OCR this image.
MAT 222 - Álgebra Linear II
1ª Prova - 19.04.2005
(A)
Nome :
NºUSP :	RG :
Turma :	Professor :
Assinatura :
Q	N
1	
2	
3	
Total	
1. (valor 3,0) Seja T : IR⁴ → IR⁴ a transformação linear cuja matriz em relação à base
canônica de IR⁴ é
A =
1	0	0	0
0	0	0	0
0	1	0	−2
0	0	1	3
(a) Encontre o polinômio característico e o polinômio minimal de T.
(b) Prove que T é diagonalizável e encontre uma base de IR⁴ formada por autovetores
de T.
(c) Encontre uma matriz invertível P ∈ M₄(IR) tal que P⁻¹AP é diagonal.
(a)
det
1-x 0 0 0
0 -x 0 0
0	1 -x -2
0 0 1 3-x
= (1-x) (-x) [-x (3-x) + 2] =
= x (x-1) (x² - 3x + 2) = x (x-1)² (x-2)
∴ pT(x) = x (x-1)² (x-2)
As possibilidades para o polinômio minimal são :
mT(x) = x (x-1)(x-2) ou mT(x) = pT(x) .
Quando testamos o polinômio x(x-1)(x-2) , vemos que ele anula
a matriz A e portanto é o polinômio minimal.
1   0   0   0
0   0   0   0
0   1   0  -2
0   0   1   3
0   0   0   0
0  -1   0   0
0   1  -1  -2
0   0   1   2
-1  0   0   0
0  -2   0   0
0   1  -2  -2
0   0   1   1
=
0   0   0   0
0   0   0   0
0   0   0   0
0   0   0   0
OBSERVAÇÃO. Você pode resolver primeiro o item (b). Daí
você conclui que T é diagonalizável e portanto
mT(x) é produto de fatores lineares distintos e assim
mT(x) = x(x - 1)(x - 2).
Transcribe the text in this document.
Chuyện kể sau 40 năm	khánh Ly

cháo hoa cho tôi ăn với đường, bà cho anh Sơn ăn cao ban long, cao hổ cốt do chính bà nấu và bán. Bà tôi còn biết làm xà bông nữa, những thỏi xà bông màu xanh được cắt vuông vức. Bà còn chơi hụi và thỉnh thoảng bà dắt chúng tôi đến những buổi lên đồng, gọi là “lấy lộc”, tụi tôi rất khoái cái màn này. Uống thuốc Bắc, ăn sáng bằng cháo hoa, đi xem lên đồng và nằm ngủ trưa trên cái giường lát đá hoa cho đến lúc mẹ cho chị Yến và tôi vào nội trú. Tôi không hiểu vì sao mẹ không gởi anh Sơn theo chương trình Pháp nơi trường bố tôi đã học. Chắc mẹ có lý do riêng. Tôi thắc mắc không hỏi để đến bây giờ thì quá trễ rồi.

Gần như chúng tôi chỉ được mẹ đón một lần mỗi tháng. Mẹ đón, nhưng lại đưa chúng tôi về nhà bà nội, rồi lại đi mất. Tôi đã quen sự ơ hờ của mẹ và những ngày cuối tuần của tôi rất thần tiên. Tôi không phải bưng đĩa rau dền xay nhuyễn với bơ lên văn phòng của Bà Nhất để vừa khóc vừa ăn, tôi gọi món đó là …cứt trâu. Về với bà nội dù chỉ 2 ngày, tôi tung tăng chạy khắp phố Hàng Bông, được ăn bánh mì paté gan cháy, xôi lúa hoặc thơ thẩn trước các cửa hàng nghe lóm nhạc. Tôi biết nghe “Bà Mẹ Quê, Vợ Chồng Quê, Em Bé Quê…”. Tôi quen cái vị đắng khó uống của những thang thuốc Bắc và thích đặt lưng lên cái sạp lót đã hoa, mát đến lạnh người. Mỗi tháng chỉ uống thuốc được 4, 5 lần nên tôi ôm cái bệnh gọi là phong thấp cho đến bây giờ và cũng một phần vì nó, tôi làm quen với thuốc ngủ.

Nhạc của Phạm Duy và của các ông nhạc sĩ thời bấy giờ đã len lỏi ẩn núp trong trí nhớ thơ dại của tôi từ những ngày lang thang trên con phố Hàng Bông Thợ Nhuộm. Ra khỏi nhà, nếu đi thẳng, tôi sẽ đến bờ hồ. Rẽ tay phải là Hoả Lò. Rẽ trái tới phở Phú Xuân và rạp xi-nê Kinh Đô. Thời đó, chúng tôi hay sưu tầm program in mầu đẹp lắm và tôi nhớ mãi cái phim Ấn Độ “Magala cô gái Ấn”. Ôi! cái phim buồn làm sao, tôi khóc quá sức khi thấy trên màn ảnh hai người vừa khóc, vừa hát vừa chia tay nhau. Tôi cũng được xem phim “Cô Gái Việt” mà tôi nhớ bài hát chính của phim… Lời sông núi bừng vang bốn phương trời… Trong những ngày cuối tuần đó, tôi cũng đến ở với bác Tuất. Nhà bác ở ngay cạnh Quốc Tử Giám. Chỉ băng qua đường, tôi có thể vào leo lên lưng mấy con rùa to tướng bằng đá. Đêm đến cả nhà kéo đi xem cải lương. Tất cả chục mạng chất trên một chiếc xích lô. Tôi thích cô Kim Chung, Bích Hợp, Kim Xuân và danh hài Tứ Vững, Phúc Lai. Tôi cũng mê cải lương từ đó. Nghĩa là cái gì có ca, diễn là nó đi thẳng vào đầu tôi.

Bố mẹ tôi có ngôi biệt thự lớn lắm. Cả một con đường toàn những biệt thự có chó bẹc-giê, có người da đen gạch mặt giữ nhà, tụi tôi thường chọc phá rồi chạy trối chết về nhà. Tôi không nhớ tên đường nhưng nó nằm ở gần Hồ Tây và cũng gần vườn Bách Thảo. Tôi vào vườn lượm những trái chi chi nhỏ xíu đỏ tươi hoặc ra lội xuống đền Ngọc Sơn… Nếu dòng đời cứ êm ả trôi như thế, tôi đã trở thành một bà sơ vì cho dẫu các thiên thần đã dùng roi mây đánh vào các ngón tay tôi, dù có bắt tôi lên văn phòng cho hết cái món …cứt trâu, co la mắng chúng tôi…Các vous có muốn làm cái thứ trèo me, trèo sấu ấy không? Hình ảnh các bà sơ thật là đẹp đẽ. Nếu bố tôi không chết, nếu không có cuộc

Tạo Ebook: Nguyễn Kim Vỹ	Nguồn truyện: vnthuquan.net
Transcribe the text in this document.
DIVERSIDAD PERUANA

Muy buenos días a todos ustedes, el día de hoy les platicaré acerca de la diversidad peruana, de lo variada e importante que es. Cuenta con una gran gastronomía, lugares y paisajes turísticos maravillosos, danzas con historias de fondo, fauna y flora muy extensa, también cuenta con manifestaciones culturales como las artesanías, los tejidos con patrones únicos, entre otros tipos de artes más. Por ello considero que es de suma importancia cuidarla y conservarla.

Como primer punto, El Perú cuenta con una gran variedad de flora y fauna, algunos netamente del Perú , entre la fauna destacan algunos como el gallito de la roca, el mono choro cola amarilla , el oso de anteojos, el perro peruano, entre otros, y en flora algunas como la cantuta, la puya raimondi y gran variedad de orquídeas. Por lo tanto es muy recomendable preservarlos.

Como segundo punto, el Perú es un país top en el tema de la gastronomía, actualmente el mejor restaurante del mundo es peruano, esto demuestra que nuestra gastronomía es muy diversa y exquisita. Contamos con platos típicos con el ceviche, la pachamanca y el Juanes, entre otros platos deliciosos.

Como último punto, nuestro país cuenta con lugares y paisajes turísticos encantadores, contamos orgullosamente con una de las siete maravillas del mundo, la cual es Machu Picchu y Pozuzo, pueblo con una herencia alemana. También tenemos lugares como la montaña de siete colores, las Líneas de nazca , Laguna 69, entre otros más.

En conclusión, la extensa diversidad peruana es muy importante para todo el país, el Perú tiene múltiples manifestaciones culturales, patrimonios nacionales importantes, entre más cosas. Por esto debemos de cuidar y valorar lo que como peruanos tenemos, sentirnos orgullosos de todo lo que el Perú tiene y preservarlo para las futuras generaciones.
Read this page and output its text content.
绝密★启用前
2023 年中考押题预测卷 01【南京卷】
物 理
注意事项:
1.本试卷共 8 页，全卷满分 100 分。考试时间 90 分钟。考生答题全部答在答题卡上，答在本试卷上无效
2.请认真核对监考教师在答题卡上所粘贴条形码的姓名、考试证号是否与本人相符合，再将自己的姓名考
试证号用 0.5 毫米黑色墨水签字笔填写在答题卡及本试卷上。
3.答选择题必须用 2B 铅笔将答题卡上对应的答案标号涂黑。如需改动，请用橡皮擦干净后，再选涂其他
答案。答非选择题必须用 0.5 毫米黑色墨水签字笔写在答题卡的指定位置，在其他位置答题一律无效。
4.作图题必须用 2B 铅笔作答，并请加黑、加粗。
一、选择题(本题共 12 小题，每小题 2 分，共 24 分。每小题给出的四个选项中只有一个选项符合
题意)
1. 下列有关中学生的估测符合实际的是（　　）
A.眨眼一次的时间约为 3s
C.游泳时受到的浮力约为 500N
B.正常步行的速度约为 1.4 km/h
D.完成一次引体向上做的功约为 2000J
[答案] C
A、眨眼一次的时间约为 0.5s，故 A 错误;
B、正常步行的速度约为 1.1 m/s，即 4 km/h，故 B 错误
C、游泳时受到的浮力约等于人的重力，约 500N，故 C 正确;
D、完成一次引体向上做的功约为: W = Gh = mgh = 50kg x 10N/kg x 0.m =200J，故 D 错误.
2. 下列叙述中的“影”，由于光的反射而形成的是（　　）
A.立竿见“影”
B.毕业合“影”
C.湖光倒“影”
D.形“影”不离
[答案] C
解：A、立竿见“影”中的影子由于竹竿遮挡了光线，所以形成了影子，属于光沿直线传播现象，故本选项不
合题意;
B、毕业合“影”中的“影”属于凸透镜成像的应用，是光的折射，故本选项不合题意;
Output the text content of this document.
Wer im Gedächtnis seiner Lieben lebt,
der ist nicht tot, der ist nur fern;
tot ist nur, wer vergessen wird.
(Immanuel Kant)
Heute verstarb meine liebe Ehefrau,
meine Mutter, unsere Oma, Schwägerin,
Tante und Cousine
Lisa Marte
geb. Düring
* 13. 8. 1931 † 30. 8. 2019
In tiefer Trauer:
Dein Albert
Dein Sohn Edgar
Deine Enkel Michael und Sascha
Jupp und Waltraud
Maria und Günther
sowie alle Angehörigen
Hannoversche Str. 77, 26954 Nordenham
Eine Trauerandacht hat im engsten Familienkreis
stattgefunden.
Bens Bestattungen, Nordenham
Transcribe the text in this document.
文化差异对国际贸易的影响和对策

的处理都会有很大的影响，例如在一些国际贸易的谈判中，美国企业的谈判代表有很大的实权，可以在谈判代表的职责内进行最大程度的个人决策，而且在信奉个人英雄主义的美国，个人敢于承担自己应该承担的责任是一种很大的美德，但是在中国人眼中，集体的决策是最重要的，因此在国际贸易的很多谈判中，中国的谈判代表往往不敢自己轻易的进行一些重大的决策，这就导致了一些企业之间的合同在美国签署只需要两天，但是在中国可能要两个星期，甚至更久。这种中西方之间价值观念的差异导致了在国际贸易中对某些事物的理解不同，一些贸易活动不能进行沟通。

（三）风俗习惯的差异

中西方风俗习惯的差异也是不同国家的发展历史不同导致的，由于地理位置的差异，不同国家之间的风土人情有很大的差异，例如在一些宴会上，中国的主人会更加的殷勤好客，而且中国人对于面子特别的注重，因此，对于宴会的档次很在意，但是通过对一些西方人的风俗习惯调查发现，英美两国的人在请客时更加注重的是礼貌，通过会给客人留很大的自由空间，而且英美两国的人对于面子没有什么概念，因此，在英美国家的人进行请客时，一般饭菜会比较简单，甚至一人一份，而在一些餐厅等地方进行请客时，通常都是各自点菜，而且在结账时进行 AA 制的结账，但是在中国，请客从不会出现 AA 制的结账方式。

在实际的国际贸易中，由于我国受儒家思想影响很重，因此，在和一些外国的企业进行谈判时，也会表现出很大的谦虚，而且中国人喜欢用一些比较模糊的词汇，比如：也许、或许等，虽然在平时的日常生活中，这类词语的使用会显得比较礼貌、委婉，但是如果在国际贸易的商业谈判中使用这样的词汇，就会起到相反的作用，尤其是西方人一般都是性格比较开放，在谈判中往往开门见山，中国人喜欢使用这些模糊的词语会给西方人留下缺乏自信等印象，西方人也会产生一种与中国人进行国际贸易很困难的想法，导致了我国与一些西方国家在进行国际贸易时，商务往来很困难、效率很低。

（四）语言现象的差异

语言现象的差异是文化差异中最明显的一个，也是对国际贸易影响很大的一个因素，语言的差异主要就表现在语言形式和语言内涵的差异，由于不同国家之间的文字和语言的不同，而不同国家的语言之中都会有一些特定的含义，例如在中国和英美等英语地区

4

-*-

State the number of lines above that hold the string "mundo", with nothing added.

2